### DATASET
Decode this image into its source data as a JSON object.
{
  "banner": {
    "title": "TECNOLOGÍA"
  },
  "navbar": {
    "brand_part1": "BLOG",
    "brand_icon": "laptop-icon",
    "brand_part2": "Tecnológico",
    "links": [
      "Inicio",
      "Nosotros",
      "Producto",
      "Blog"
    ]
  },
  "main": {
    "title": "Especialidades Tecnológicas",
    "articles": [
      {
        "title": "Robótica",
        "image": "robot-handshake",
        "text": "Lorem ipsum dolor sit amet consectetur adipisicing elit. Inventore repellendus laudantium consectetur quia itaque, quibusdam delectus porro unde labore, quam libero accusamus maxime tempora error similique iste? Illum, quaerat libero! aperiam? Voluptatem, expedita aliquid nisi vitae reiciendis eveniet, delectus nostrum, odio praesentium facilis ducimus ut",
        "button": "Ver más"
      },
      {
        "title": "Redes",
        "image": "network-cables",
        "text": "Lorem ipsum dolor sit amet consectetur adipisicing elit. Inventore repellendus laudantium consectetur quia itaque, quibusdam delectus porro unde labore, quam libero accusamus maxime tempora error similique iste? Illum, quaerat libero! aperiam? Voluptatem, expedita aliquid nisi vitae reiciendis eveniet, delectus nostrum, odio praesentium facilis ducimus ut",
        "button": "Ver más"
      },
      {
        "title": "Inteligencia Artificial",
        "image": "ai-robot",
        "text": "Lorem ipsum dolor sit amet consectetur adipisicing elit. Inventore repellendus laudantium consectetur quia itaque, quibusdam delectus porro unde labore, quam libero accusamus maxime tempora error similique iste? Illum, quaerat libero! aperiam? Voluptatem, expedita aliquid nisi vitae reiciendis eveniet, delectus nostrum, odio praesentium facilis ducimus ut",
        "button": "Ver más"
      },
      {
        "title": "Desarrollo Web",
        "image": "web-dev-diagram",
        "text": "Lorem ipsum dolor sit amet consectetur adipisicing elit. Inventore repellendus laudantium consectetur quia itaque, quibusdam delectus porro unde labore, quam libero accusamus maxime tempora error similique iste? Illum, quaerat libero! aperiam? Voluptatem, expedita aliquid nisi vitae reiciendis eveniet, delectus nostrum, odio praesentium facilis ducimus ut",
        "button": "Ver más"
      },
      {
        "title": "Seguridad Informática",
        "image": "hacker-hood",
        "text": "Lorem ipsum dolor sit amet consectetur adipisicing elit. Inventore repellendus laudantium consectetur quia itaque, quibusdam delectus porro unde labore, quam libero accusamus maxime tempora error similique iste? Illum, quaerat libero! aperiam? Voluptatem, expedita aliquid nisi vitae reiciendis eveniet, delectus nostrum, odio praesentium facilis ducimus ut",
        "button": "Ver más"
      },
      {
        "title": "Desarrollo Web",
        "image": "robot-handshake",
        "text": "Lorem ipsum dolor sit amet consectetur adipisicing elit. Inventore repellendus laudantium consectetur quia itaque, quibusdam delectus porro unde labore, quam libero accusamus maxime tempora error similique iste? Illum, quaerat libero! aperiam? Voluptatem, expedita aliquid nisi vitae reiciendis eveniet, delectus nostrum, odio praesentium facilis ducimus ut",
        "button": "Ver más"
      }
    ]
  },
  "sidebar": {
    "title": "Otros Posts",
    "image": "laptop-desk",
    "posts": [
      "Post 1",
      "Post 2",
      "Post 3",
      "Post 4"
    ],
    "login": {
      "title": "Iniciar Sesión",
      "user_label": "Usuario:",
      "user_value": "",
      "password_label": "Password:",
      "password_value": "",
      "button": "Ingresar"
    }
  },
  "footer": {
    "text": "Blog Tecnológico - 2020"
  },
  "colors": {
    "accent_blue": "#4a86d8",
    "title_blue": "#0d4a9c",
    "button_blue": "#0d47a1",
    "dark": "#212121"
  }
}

### WHAT NEEDS TO BE DONE
Please quote the records above exactly, without skipping a line.

### WRITTEN RESPONSE
Decode this image into its source data as a JSON object.
{
  "banner": {
    "title": "TECNOLOGÍA"
  },
  "navbar": {
    "brand_part1": "BLOG",
    "brand_icon": "laptop-icon",
    "brand_part2": "Tecnológico",
    "links": [
      "Inicio",
      "Nosotros",
      "Producto",
      "Blog"
    ]
  },
  "main": {
    "title": "Especialidades Tecnológicas",
    "articles": [
      {
        "title": "Robótica",
        "image": "robot-handshake",
        "text": "Lorem ipsum dolor sit amet consectetur adipisicing elit. Inventore repellendus laudantium consectetur quia itaque, quibusdam delectus porro unde labore, quam libero accusamus maxime tempora error similique iste? Illum, quaerat libero! aperiam? Voluptatem, expedita aliquid nisi vitae reiciendis eveniet, delectus nostrum, odio praesentium facilis ducimus ut",
        "button": "Ver más"
      },
      {
        "title": "Redes",
        "image": "network-cables",
        "text": "Lorem ipsum dolor sit amet consectetur adipisicing elit. Inventore repellendus laudantium consectetur quia itaque, quibusdam delectus porro unde labore, quam libero accusamus maxime tempora error similique iste? Illum, quaerat libero! aperiam? Voluptatem, expedita aliquid nisi vitae reiciendis eveniet, delectus nostrum, odio praesentium facilis ducimus ut",
        "button": "Ver más"
      },
      {
        "title": "Inteligencia Artificial",
        "image": "ai-robot",
        "text": "Lorem ipsum dolor sit amet consectetur adipisicing elit. Inventore repellendus laudantium consectetur quia itaque, quibusdam delectus porro unde labore, quam libero accusamus maxime tempora error similique iste? Illum, quaerat libero! aperiam? Voluptatem, expedita aliquid nisi vitae reiciendis eveniet, delectus nostrum, odio praesentium facilis ducimus ut",
        "button": "Ver más"
      },
      {
        "title": "Desarrollo Web",
        "image": "web-dev-diagram",
        "text": "Lorem ipsum dolor sit amet consectetur adipisicing elit. Inventore repellendus laudantium consectetur quia itaque, quibusdam delectus porro unde labore, quam libero accusamus maxime tempora error similique iste? Illum, quaerat libero! aperiam? Voluptatem, expedita aliquid nisi vitae reiciendis eveniet, delectus nostrum, odio praesentium facilis ducimus ut",
        "button": "Ver más"
      },
      {
        "title": "Seguridad Informática",
        "image": "hacker-hood",
        "text": "Lorem ipsum dolor sit amet consectetur adipisicing elit. Inventore repellendus laudantium consectetur quia itaque, quibusdam delectus porro unde labore, quam libero accusamus maxime tempora error similique iste? Illum, quaerat libero! aperiam? Voluptatem, expedita aliquid nisi vitae reiciendis eveniet, delectus nostrum, odio praesentium facilis ducimus ut",
        "button": "Ver más"
      },
      {
        "title": "Desarrollo Web",
        "image": "robot-handshake",
        "text": "Lorem ipsum dolor sit amet consectetur adipisicing elit. Inventore repellendus laudantium consectetur quia itaque, quibusdam delectus porro unde labore, quam libero accusamus maxime tempora error similique iste? Illum, quaerat libero! aperiam? Voluptatem, expedita aliquid nisi vitae reiciendis eveniet, delectus nostrum, odio praesentium facilis ducimus ut",
        "button": "Ver más"
      }
    ]
  },
  "sidebar": {
    "title": "Otros Posts",
    "image": "laptop-desk",
    "posts": [
      "Post 1",
      "Post 2",
      "Post 3",
      "Post 4"
    ],
    "login": {
      "title": "Iniciar Sesión",
      "user_label": "Usuario:",
      "user_value": "",
      "password_label": "Password:",
      "password_value": "",
      "button": "Ingresar"
    }
  },
  "footer": {
    "text": "Blog Tecnológico - 2020"
  },
  "colors": {
    "accent_blue": "#4a86d8",
    "title_blue": "#0d4a9c",
    "button_blue": "#0d47a1",
    "dark": "#212121"
  }
}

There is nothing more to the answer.